▶ **SET EXERCISE**
Report how many lines hold the string "range". Give the number and nothing else.

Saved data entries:
[Start]
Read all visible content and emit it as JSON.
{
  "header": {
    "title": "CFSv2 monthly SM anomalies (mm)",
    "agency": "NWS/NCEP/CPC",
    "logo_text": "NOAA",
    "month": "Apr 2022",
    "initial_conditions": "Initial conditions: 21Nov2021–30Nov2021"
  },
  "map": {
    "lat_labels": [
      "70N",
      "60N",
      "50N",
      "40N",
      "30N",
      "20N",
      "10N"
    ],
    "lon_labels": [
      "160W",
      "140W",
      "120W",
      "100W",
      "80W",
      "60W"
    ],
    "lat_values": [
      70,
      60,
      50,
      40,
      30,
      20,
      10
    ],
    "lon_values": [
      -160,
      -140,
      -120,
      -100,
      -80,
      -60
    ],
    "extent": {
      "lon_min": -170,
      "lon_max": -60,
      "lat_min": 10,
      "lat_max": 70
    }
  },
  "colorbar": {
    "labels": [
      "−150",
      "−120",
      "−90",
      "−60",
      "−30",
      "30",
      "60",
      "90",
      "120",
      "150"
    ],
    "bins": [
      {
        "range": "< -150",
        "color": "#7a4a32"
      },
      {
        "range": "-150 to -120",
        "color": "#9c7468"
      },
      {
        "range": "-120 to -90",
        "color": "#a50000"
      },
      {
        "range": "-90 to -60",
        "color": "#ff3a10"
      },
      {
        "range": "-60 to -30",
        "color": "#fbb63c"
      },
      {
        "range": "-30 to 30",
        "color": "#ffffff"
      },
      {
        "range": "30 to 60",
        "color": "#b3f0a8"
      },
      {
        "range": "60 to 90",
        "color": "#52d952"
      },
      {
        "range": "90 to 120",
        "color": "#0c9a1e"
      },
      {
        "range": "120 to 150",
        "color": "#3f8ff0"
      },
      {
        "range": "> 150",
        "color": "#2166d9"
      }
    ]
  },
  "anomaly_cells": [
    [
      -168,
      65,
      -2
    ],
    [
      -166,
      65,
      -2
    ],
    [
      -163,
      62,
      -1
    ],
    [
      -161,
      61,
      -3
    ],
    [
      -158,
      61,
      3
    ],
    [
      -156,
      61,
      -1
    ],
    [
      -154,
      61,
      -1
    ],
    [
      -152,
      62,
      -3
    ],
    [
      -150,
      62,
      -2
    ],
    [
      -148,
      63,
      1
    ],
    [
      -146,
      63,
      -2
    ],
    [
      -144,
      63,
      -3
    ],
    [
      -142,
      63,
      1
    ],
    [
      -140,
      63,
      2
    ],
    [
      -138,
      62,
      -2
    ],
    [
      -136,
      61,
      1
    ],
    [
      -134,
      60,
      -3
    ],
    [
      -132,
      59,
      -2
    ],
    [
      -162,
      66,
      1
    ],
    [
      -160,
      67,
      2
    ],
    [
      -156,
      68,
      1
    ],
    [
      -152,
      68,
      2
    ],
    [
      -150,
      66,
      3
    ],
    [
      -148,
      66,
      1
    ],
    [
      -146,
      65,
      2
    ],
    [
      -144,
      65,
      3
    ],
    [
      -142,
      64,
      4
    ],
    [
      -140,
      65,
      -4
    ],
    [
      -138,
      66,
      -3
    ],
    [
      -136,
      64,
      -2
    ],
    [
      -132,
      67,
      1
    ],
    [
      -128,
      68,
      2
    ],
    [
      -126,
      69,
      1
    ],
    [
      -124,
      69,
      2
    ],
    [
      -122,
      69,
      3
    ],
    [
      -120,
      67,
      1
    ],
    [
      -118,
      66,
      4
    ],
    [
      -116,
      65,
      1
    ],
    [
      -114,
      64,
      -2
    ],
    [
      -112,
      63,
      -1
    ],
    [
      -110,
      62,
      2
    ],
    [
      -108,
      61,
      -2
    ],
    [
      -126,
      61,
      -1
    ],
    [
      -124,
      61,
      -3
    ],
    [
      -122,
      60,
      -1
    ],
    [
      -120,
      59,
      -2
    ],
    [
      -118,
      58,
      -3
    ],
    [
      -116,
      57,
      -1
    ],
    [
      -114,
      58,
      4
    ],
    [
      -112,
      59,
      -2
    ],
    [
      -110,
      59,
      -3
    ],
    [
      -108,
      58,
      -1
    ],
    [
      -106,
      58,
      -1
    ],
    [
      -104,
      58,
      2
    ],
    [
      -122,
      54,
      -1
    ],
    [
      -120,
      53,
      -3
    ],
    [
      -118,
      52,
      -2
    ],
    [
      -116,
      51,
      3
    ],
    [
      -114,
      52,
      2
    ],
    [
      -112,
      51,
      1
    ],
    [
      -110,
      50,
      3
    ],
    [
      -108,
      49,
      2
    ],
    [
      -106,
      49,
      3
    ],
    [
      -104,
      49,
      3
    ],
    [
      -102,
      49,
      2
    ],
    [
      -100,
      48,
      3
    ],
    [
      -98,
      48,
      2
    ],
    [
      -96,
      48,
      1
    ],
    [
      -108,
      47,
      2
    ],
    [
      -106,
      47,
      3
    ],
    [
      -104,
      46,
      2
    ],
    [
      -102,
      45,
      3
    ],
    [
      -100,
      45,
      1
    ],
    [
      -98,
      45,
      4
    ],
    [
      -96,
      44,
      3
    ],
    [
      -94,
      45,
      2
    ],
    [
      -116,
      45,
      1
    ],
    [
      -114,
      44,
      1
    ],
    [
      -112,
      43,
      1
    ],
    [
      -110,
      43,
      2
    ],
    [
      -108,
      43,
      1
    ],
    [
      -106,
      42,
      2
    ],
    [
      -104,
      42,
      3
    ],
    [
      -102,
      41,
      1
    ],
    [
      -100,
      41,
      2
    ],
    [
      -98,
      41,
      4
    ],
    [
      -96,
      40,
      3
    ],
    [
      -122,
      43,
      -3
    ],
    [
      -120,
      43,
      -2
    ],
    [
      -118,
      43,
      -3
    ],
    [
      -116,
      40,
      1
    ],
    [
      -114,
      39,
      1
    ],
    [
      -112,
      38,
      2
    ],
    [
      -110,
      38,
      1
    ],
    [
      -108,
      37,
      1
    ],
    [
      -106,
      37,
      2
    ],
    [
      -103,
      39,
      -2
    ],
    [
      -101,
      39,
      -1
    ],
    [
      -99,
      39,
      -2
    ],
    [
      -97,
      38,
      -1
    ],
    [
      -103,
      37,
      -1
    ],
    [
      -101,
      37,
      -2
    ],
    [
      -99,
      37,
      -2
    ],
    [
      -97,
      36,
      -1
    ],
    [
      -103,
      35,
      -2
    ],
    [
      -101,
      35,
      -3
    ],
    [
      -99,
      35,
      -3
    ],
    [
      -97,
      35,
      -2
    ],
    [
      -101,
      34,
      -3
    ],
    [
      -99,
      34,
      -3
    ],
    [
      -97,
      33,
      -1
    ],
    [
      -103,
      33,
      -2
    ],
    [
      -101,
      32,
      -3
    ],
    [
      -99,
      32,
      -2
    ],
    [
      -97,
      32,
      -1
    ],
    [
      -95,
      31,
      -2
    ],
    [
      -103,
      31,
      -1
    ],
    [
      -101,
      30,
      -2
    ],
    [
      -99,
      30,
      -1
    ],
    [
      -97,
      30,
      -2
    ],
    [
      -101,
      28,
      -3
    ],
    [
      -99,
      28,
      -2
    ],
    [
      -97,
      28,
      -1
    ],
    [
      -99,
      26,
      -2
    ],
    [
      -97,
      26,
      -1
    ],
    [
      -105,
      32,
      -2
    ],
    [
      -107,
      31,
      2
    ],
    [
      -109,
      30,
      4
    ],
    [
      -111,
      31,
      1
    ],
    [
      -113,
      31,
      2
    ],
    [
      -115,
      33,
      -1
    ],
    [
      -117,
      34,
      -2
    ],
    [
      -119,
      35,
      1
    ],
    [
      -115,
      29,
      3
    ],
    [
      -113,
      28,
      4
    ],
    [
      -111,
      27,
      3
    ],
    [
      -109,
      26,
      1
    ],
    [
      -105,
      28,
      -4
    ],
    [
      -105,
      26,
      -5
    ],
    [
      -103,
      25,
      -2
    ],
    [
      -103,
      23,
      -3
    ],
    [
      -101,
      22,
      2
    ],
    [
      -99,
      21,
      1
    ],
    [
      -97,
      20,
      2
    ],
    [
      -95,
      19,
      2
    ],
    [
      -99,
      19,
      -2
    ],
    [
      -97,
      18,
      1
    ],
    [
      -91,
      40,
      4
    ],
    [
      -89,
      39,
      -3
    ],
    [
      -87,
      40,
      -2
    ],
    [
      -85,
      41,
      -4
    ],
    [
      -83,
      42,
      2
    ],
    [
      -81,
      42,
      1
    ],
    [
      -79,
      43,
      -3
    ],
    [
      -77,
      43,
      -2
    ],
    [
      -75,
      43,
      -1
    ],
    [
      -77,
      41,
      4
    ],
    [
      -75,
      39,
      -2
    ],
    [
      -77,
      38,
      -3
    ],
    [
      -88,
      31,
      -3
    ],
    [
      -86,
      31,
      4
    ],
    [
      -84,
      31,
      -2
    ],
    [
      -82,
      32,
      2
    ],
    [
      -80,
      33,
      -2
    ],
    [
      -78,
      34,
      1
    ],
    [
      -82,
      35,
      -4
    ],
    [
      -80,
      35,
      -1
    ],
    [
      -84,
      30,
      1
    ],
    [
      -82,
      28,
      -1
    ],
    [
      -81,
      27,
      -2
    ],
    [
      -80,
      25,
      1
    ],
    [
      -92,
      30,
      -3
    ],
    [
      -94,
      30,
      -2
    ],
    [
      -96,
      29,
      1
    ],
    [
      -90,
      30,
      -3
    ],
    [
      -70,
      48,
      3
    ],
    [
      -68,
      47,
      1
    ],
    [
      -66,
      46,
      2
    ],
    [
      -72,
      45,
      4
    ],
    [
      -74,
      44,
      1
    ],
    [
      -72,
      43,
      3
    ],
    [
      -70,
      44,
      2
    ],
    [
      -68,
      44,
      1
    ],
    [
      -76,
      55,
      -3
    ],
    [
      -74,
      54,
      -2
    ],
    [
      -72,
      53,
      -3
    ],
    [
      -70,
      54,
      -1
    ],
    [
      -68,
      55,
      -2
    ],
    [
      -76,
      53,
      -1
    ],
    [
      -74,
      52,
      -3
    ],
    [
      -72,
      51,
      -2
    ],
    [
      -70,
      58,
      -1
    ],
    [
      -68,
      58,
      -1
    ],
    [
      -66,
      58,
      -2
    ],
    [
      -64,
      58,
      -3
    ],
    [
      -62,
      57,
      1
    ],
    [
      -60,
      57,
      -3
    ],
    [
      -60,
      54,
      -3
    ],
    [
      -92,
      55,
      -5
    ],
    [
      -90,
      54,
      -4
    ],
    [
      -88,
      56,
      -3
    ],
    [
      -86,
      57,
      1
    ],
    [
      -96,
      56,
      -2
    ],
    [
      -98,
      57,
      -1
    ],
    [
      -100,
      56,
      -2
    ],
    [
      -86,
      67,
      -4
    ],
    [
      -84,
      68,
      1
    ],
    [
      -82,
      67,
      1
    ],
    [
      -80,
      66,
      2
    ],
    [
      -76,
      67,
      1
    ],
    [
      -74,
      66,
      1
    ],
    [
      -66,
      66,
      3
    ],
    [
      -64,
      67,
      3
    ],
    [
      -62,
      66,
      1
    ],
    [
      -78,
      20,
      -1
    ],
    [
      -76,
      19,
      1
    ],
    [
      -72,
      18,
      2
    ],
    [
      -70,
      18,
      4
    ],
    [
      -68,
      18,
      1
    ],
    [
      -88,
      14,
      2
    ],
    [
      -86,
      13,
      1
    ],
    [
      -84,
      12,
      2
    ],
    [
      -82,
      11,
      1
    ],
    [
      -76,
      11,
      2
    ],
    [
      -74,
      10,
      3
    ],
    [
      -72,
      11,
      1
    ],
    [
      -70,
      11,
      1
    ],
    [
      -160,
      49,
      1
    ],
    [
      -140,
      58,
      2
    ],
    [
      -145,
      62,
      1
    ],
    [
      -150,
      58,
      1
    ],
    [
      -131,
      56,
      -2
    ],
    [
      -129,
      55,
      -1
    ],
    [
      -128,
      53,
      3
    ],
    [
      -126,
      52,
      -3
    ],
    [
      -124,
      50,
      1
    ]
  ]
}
[End]
▶ **ANSWER BELOW**
11